**Testo da leggere**
-=-=-=-=-

| PIAZZE:
Piazza Fonte Diana: per l'antica presenza della fonte, è da
sempre al centro della vita comisana. La Fonte è composta da una
rotonda in muratura che copre la sorgente, con 13 cannelle che riversano
acqua nella sottostante vasca; il soppalco fu aggiunto nell''800 per i
concerti della Filarmonica. La statua di Diana è degli anni '30. Da
sempre punto d’incontro della vita cittadina, è contraddistinta dalla
statua della Dea Diana, divenuta nel tempo simbolo della città. La
statua, semisdraiata tra due cani, sovrasta con la sua mole la fonte
vera e propria, costituita da 13 cannelle dalle quali sgorgano acque
limpidissime. Remmio Fanno, poeta latino, nei suoi versi cantava i
prodigi di queste acque che se attinte da fanciulle impure subito si
sarebbero intorbidite. Sulla piazza si affacciano il palazzo del Comune
(1887), del Banco di Sicilia (1931-32), Iacono (1894), Leopardi Romano
(1915), l’ex "Albergo Moderno" (sec. XIX) ed il palazzo
Iacono-Ciarcià (sec. XVIII), caratterizzato da un leggero porticato
scandito da colonne ioniche.

-=-=-=-=-

[Voci di dati memorizzate]
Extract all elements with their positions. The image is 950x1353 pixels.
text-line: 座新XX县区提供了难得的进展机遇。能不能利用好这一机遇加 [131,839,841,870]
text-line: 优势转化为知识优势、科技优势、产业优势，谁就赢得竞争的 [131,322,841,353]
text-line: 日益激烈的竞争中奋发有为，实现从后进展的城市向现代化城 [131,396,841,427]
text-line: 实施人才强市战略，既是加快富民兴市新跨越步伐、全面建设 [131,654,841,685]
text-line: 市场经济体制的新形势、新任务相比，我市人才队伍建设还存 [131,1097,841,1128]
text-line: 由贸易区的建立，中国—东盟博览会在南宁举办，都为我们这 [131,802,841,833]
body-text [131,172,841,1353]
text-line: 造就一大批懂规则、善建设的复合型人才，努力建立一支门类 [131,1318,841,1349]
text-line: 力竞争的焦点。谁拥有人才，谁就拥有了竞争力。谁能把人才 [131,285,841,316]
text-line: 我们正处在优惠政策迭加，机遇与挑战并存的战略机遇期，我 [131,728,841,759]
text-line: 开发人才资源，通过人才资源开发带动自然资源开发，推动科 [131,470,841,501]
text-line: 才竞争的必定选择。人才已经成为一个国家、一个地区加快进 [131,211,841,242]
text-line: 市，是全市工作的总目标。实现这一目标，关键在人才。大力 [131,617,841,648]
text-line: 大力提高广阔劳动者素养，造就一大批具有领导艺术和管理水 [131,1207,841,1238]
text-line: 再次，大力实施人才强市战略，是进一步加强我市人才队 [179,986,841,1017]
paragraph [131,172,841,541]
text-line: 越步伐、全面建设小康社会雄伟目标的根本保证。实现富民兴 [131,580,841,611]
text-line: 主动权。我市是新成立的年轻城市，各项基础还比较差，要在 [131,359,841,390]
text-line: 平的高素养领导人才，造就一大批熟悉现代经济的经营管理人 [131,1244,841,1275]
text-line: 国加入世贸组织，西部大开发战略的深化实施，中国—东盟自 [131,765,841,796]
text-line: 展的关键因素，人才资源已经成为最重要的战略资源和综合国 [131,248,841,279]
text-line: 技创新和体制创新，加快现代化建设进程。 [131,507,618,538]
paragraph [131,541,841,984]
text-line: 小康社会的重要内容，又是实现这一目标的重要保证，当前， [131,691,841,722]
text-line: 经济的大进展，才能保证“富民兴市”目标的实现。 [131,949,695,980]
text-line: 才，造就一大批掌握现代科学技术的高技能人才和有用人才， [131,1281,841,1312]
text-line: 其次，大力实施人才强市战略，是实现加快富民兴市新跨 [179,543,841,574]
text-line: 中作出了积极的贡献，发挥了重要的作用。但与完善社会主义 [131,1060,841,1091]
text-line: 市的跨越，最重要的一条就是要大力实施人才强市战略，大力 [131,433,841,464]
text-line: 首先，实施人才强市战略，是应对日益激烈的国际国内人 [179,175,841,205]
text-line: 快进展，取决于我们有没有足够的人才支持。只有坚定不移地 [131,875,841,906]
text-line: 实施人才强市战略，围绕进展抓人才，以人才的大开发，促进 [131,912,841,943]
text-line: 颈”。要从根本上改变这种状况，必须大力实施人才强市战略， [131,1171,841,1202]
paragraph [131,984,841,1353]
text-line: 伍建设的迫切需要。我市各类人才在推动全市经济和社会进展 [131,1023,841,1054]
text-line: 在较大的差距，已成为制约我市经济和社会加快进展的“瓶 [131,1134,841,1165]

-=-=-=-=-

**Esercizi da svolgere**
- 1) Nel testo su Piazza Fonte Diana, a quale epoca risale la statua di Diana?
- 2) Prosegui il testo su Piazza Fonte Diana a partire dalla sua ultima frase.
I dati sono materiale a sé, distinto dal testo.

**Risposte per punto**
- 1) La statua di Diana è degli anni '30.

- 2)
Piazza delle Erbe: la Piazza, le botteghe e il soprastante
"cianu a Matrici" (Sagrato della Chiesa Madre) furono
costruiti nel 1932-33, su progetto dell'ing. Terranova, negli stessi
anni in cui fu sistemato architettonicamente "cianu a
Nunziata" (Sagrato della Chiesa Annunziata). E' uno dei punti più
vivaci di Comiso. Di giorno i frequentatori dei circoli sociali, che
occupano i locali sotto la Matrice, intavolano pacifiche sfide, a carte
e a parole, di sera diventa un punto d'incontro privilegiato per i
giovani comisani. Al centro v'è una piccola fontana. Il lato Sud è
delimitato da v. P. Giovanni XXIII e da una ringhiera. La piazza
rappresenta un armonico equilibrio fra le monumentalità che su di essa
si affacciano: la Matrice e la loggia da cui si accede all'ex mercato
ittico, con colonne e scalinata. Le arcate, la leggera pendenza della
piazza, l'uso di questa pietra che, col tempo, assume riflessi dorati,
creano un ambiente-teatro, dove, come scriveva G. Bufalino, si mettono
in scena, di continuo, i "miniambi" della vita comisana.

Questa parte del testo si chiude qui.